** REQUIREMENT **
In the records that follow, locate every line with "Наталья" and extract it.

Stored data:

· · · · ·

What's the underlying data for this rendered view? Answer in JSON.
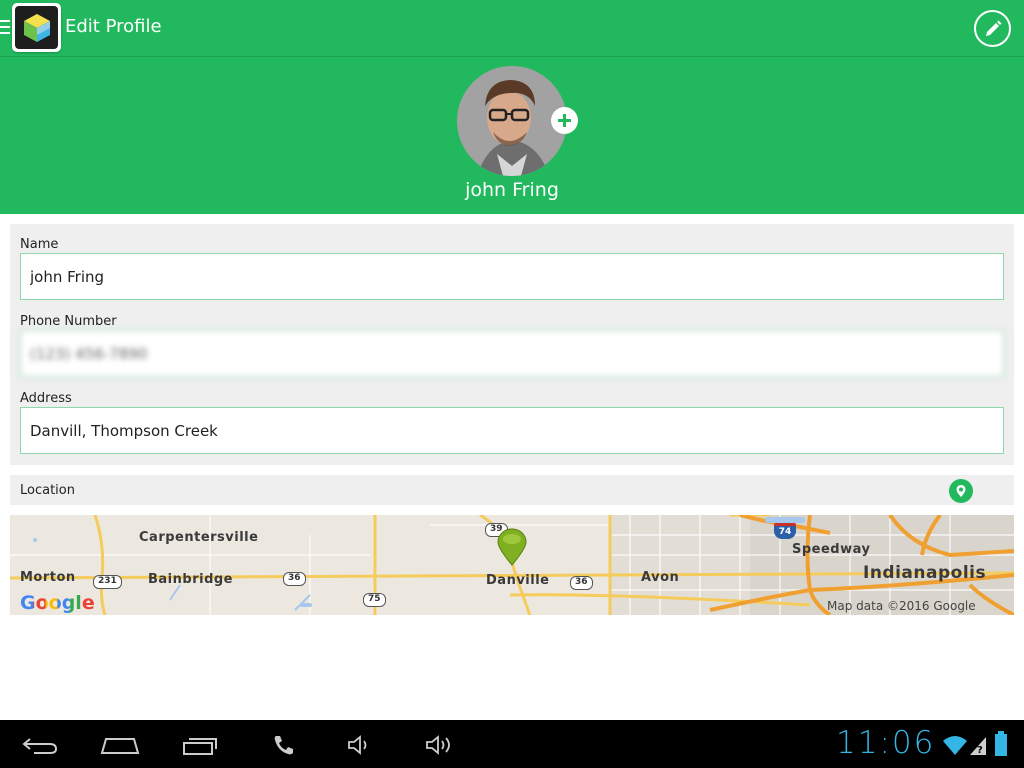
{
  "appbar": {
    "title": "Edit Profile",
    "menu_icon": "hamburger-icon",
    "logo_icon": "cube-logo-icon",
    "edit_icon": "pencil-icon"
  },
  "profile": {
    "name": "john Fring",
    "add_photo_icon": "plus-icon"
  },
  "form": {
    "name_label": "Name",
    "name_value": "john Fring",
    "phone_label": "Phone Number",
    "phone_value": "(123) 456-7890",
    "address_label": "Address",
    "address_value": "Danvill, Thompson Creek"
  },
  "location": {
    "label": "Location",
    "pin_icon": "location-pin-icon"
  },
  "map": {
    "places": {
      "carpentersville": "Carpentersville",
      "morton": "Morton",
      "bainbridge": "Bainbridge",
      "danville": "Danville",
      "avon": "Avon",
      "speedway": "Speedway",
      "indianapolis": "Indianapolis"
    },
    "routes": {
      "us231": "231",
      "us36a": "36",
      "us36b": "36",
      "r75": "75",
      "r39": "39",
      "i74": "74"
    },
    "google": "Google",
    "credit": "Map data ©2016 Google"
  },
  "system": {
    "clock": "11:06",
    "back_icon": "back-icon",
    "home_icon": "home-icon",
    "recents_icon": "recents-icon",
    "phone_icon": "phone-icon",
    "volume_down_icon": "volume-down-icon",
    "volume_up_icon": "volume-up-icon",
    "wifi_icon": "wifi-icon",
    "signal_icon": "signal-icon",
    "battery_icon": "battery-icon"
  },
  "colors": {
    "accent": "#22b95e",
    "input_border": "#8fd8a9",
    "clock": "#33b5e5"
  }
}
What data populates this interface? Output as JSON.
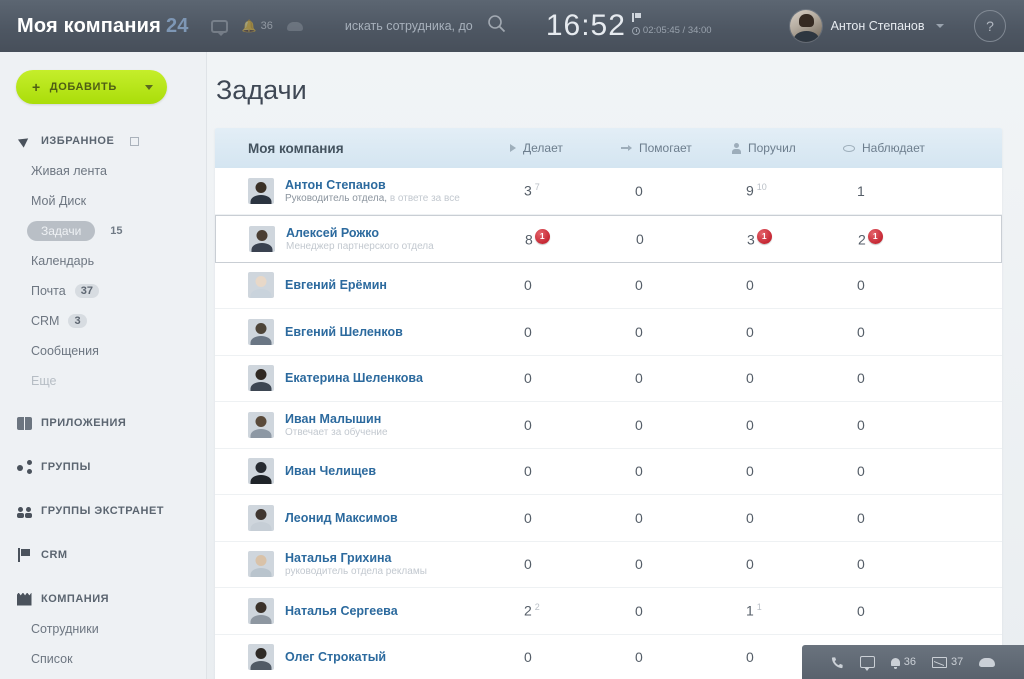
{
  "header": {
    "logo_text": "Моя компания",
    "logo_badge": "24",
    "chat_icon": "chat-icon",
    "notify_icon": "bell-icon",
    "notify_count": "36",
    "cloud_icon": "cloud-icon",
    "search_placeholder": "искать сотрудника, до",
    "search_value": "",
    "search_icon": "search-icon",
    "clock": "16:52",
    "timer": "02:05:45 / 34:00",
    "user_name": "Антон Степанов",
    "help_label": "?"
  },
  "sidebar": {
    "add_button": "ДОБАВИТЬ",
    "groups": [
      {
        "label": "ИЗБРАННОЕ",
        "icon": "pin-icon",
        "has_settings": true,
        "items": [
          {
            "label": "Живая лента",
            "count": "",
            "state": "normal"
          },
          {
            "label": "Мой Диск",
            "count": "",
            "state": "normal"
          },
          {
            "label": "Задачи",
            "count": "15",
            "state": "active"
          },
          {
            "label": "Календарь",
            "count": "",
            "state": "normal"
          },
          {
            "label": "Почта",
            "count": "37",
            "state": "normal"
          },
          {
            "label": "CRM",
            "count": "3",
            "state": "normal"
          },
          {
            "label": "Сообщения",
            "count": "",
            "state": "normal"
          },
          {
            "label": "Еще",
            "count": "",
            "state": "faint"
          }
        ]
      },
      {
        "label": "ПРИЛОЖЕНИЯ",
        "icon": "apps-icon",
        "items": []
      },
      {
        "label": "ГРУППЫ",
        "icon": "share-icon",
        "items": []
      },
      {
        "label": "ГРУППЫ ЭКСТРАНЕТ",
        "icon": "extranet-icon",
        "items": []
      },
      {
        "label": "CRM",
        "icon": "flag-icon",
        "items": []
      },
      {
        "label": "КОМПАНИЯ",
        "icon": "company-icon",
        "items": [
          {
            "label": "Сотрудники",
            "count": "",
            "state": "normal"
          },
          {
            "label": "Список",
            "count": "",
            "state": "normal"
          }
        ]
      }
    ]
  },
  "main": {
    "page_title": "Задачи",
    "grid": {
      "name_header": "Моя компания",
      "columns": [
        {
          "label": "Делает",
          "icon": "play-icon"
        },
        {
          "label": "Помогает",
          "icon": "arrow-right-icon"
        },
        {
          "label": "Поручил",
          "icon": "person-icon"
        },
        {
          "label": "Наблюдает",
          "icon": "eye-icon"
        }
      ],
      "rows": [
        {
          "name": "Антон Степанов",
          "subtitle": "Руководитель отдела,",
          "subtitle_muted": "в ответе за все",
          "selected": false,
          "cells": [
            {
              "value": "3",
              "sup": "7",
              "badge": ""
            },
            {
              "value": "0",
              "sup": "",
              "badge": ""
            },
            {
              "value": "9",
              "sup": "10",
              "badge": ""
            },
            {
              "value": "1",
              "sup": "",
              "badge": ""
            }
          ]
        },
        {
          "name": "Алексей Рожко",
          "subtitle": "",
          "subtitle_muted": "Менеджер партнерского отдела",
          "selected": true,
          "cells": [
            {
              "value": "8",
              "sup": "",
              "badge": "1"
            },
            {
              "value": "0",
              "sup": "",
              "badge": ""
            },
            {
              "value": "3",
              "sup": "",
              "badge": "1"
            },
            {
              "value": "2",
              "sup": "",
              "badge": "1"
            }
          ]
        },
        {
          "name": "Евгений Ерёмин",
          "subtitle": "",
          "subtitle_muted": "",
          "selected": false,
          "cells": [
            {
              "value": "0",
              "sup": "",
              "badge": ""
            },
            {
              "value": "0",
              "sup": "",
              "badge": ""
            },
            {
              "value": "0",
              "sup": "",
              "badge": ""
            },
            {
              "value": "0",
              "sup": "",
              "badge": ""
            }
          ]
        },
        {
          "name": "Евгений Шеленков",
          "subtitle": "",
          "subtitle_muted": "",
          "selected": false,
          "cells": [
            {
              "value": "0",
              "sup": "",
              "badge": ""
            },
            {
              "value": "0",
              "sup": "",
              "badge": ""
            },
            {
              "value": "0",
              "sup": "",
              "badge": ""
            },
            {
              "value": "0",
              "sup": "",
              "badge": ""
            }
          ]
        },
        {
          "name": "Екатерина Шеленкова",
          "subtitle": "",
          "subtitle_muted": "",
          "selected": false,
          "cells": [
            {
              "value": "0",
              "sup": "",
              "badge": ""
            },
            {
              "value": "0",
              "sup": "",
              "badge": ""
            },
            {
              "value": "0",
              "sup": "",
              "badge": ""
            },
            {
              "value": "0",
              "sup": "",
              "badge": ""
            }
          ]
        },
        {
          "name": "Иван Малышин",
          "subtitle": "",
          "subtitle_muted": "Отвечает за обучение",
          "selected": false,
          "cells": [
            {
              "value": "0",
              "sup": "",
              "badge": ""
            },
            {
              "value": "0",
              "sup": "",
              "badge": ""
            },
            {
              "value": "0",
              "sup": "",
              "badge": ""
            },
            {
              "value": "0",
              "sup": "",
              "badge": ""
            }
          ]
        },
        {
          "name": "Иван Челищев",
          "subtitle": "",
          "subtitle_muted": "",
          "selected": false,
          "cells": [
            {
              "value": "0",
              "sup": "",
              "badge": ""
            },
            {
              "value": "0",
              "sup": "",
              "badge": ""
            },
            {
              "value": "0",
              "sup": "",
              "badge": ""
            },
            {
              "value": "0",
              "sup": "",
              "badge": ""
            }
          ]
        },
        {
          "name": "Леонид Максимов",
          "subtitle": "",
          "subtitle_muted": "",
          "selected": false,
          "cells": [
            {
              "value": "0",
              "sup": "",
              "badge": ""
            },
            {
              "value": "0",
              "sup": "",
              "badge": ""
            },
            {
              "value": "0",
              "sup": "",
              "badge": ""
            },
            {
              "value": "0",
              "sup": "",
              "badge": ""
            }
          ]
        },
        {
          "name": "Наталья Грихина",
          "subtitle": "",
          "subtitle_muted": "руководитель отдела рекламы",
          "selected": false,
          "cells": [
            {
              "value": "0",
              "sup": "",
              "badge": ""
            },
            {
              "value": "0",
              "sup": "",
              "badge": ""
            },
            {
              "value": "0",
              "sup": "",
              "badge": ""
            },
            {
              "value": "0",
              "sup": "",
              "badge": ""
            }
          ]
        },
        {
          "name": "Наталья Сергеева",
          "subtitle": "",
          "subtitle_muted": "",
          "selected": false,
          "cells": [
            {
              "value": "2",
              "sup": "2",
              "badge": ""
            },
            {
              "value": "0",
              "sup": "",
              "badge": ""
            },
            {
              "value": "1",
              "sup": "1",
              "badge": ""
            },
            {
              "value": "0",
              "sup": "",
              "badge": ""
            }
          ]
        },
        {
          "name": "Олег Строкатый",
          "subtitle": "",
          "subtitle_muted": "",
          "selected": false,
          "cells": [
            {
              "value": "0",
              "sup": "",
              "badge": ""
            },
            {
              "value": "0",
              "sup": "",
              "badge": ""
            },
            {
              "value": "0",
              "sup": "",
              "badge": ""
            },
            {
              "value": "",
              "sup": "",
              "badge": ""
            }
          ]
        }
      ]
    }
  },
  "bottombar": {
    "phone_icon": "phone-icon",
    "chat_icon": "chat-icon",
    "bell_icon": "bell-icon",
    "bell_count": "36",
    "mail_icon": "mail-icon",
    "mail_count": "37",
    "cloud_icon": "cloud-icon"
  },
  "colors": {
    "accent_green": "#b6e218",
    "header_bg": "#4e5763",
    "link_blue": "#2c6a9e",
    "badge_red": "#c42430"
  }
}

· · · · ·

** RESPONSE **
          "name": "Наталья Грихина",
          "name": "Наталья Сергеева",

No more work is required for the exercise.